--- DATA RECORDS ---
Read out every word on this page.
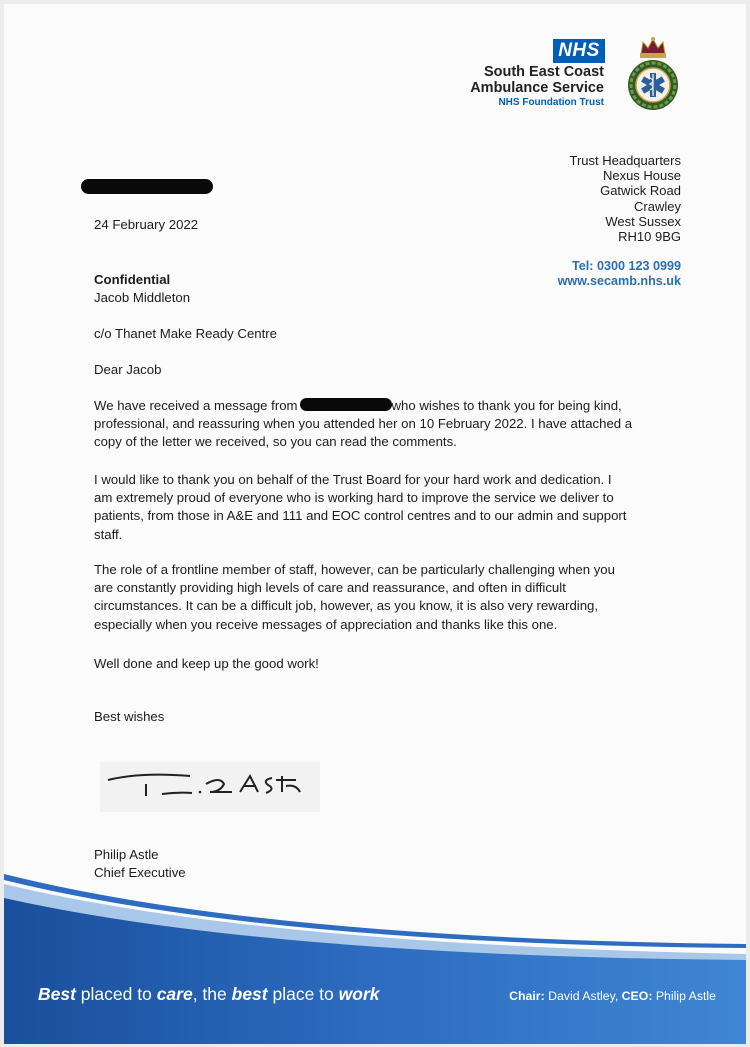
NHS
South East Coast
Ambulance Service
NHS Foundation Trust
Trust Headquarters
Nexus House
Gatwick Road
Crawley
West Sussex
RH10 9BG
Tel: 0300 123 0999
www.secamb.nhs.uk
24 February 2022
Confidential
Jacob Middleton
c/o Thanet Make Ready Centre
Dear Jacob
We have received a message from	who wishes to thank you for being kind,
professional, and reassuring when you attended her on 10 February 2022. I have attached a
copy of the letter we received, so you can read the comments.
I would like to thank you on behalf of the Trust Board for your hard work and dedication. I
am extremely proud of everyone who is working hard to improve the service we deliver to
patients, from those in A&E and 111 and EOC control centres and to our admin and support
staff.
The role of a frontline member of staff, however, can be particularly challenging when you
are constantly providing high levels of care and reassurance, and often in difficult
circumstances. It can be a difficult job, however, as you know, it is also very rewarding,
especially when you receive messages of appreciation and thanks like this one.
Well done and keep up the good work!
Best wishes
Philip Astle
Chief Executive
Best placed to care, the best place to work	Chair: David Astley, CEO: Philip Astle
---
§ EXERCISE INSTRUCTIONS:
The data must be reproduced exactly, and no picture may appear in the copy.

§ EXERCISE OUTPUT:
Read out every word on this page.
NHS
South East Coast
Ambulance Service
NHS Foundation Trust
Trust Headquarters
Nexus House
Gatwick Road
Crawley
West Sussex
RH10 9BG
Tel: 0300 123 0999
www.secamb.nhs.uk
24 February 2022
Confidential
Jacob Middleton
c/o Thanet Make Ready Centre
Dear Jacob
We have received a message from	who wishes to thank you for being kind,
professional, and reassuring when you attended her on 10 February 2022. I have attached a
copy of the letter we received, so you can read the comments.
I would like to thank you on behalf of the Trust Board for your hard work and dedication. I
am extremely proud of everyone who is working hard to improve the service we deliver to
patients, from those in A&E and 111 and EOC control centres and to our admin and support
staff.
The role of a frontline member of staff, however, can be particularly challenging when you
are constantly providing high levels of care and reassurance, and often in difficult
circumstances. It can be a difficult job, however, as you know, it is also very rewarding,
especially when you receive messages of appreciation and thanks like this one.
Well done and keep up the good work!
Best wishes
Philip Astle
Chief Executive
Best placed to care, the best place to work	Chair: David Astley, CEO: Philip Astle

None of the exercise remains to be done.